Provided records:
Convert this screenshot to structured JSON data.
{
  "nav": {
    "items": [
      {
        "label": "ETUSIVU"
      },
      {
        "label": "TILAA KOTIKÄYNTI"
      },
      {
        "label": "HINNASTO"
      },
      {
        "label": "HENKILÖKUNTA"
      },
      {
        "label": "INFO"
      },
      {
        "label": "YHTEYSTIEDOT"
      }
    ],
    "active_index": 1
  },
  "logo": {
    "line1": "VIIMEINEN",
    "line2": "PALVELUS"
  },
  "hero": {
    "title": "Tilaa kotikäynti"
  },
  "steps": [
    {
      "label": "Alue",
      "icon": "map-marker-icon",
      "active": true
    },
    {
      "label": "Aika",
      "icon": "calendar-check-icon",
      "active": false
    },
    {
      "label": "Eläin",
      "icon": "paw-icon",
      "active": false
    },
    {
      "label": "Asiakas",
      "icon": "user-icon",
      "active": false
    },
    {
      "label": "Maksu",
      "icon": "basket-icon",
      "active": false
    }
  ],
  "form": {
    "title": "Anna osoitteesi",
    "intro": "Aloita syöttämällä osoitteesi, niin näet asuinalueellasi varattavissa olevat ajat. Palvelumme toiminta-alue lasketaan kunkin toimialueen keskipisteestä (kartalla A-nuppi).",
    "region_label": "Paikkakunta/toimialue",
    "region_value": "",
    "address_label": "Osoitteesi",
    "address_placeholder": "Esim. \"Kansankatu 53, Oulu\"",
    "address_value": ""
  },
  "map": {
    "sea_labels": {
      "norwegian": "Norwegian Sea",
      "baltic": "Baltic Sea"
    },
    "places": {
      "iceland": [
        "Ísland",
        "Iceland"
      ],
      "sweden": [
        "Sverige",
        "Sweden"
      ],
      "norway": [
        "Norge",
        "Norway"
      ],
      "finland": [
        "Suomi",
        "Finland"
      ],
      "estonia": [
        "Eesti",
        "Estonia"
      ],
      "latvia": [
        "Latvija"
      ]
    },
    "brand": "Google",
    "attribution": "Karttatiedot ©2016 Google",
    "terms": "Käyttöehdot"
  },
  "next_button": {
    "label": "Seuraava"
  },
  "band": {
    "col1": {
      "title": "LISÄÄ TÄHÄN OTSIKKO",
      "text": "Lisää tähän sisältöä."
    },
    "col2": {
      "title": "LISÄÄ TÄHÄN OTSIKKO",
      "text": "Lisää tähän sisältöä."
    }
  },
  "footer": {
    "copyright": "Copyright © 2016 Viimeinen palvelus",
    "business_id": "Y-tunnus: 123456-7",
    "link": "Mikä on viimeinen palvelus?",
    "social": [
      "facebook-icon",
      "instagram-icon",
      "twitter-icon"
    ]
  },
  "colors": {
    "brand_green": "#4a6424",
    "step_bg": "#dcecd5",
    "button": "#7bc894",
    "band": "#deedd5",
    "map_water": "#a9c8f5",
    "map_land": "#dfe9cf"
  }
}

Stated goal: Copy out every entry again, exactly as it was given.

Full solution:
Convert this screenshot to structured JSON data.
{
  "nav": {
    "items": [
      {
        "label": "ETUSIVU"
      },
      {
        "label": "TILAA KOTIKÄYNTI"
      },
      {
        "label": "HINNASTO"
      },
      {
        "label": "HENKILÖKUNTA"
      },
      {
        "label": "INFO"
      },
      {
        "label": "YHTEYSTIEDOT"
      }
    ],
    "active_index": 1
  },
  "logo": {
    "line1": "VIIMEINEN",
    "line2": "PALVELUS"
  },
  "hero": {
    "title": "Tilaa kotikäynti"
  },
  "steps": [
    {
      "label": "Alue",
      "icon": "map-marker-icon",
      "active": true
    },
    {
      "label": "Aika",
      "icon": "calendar-check-icon",
      "active": false
    },
    {
      "label": "Eläin",
      "icon": "paw-icon",
      "active": false
    },
    {
      "label": "Asiakas",
      "icon": "user-icon",
      "active": false
    },
    {
      "label": "Maksu",
      "icon": "basket-icon",
      "active": false
    }
  ],
  "form": {
    "title": "Anna osoitteesi",
    "intro": "Aloita syöttämällä osoitteesi, niin näet asuinalueellasi varattavissa olevat ajat. Palvelumme toiminta-alue lasketaan kunkin toimialueen keskipisteestä (kartalla A-nuppi).",
    "region_label": "Paikkakunta/toimialue",
    "region_value": "",
    "address_label": "Osoitteesi",
    "address_placeholder": "Esim. \"Kansankatu 53, Oulu\"",
    "address_value": ""
  },
  "map": {
    "sea_labels": {
      "norwegian": "Norwegian Sea",
      "baltic": "Baltic Sea"
    },
    "places": {
      "iceland": [
        "Ísland",
        "Iceland"
      ],
      "sweden": [
        "Sverige",
        "Sweden"
      ],
      "norway": [
        "Norge",
        "Norway"
      ],
      "finland": [
        "Suomi",
        "Finland"
      ],
      "estonia": [
        "Eesti",
        "Estonia"
      ],
      "latvia": [
        "Latvija"
      ]
    },
    "brand": "Google",
    "attribution": "Karttatiedot ©2016 Google",
    "terms": "Käyttöehdot"
  },
  "next_button": {
    "label": "Seuraava"
  },
  "band": {
    "col1": {
      "title": "LISÄÄ TÄHÄN OTSIKKO",
      "text": "Lisää tähän sisältöä."
    },
    "col2": {
      "title": "LISÄÄ TÄHÄN OTSIKKO",
      "text": "Lisää tähän sisältöä."
    }
  },
  "footer": {
    "copyright": "Copyright © 2016 Viimeinen palvelus",
    "business_id": "Y-tunnus: 123456-7",
    "link": "Mikä on viimeinen palvelus?",
    "social": [
      "facebook-icon",
      "instagram-icon",
      "twitter-icon"
    ]
  },
  "colors": {
    "brand_green": "#4a6424",
    "step_bg": "#dcecd5",
    "button": "#7bc894",
    "band": "#deedd5",
    "map_water": "#a9c8f5",
    "map_land": "#dfe9cf"
  }
}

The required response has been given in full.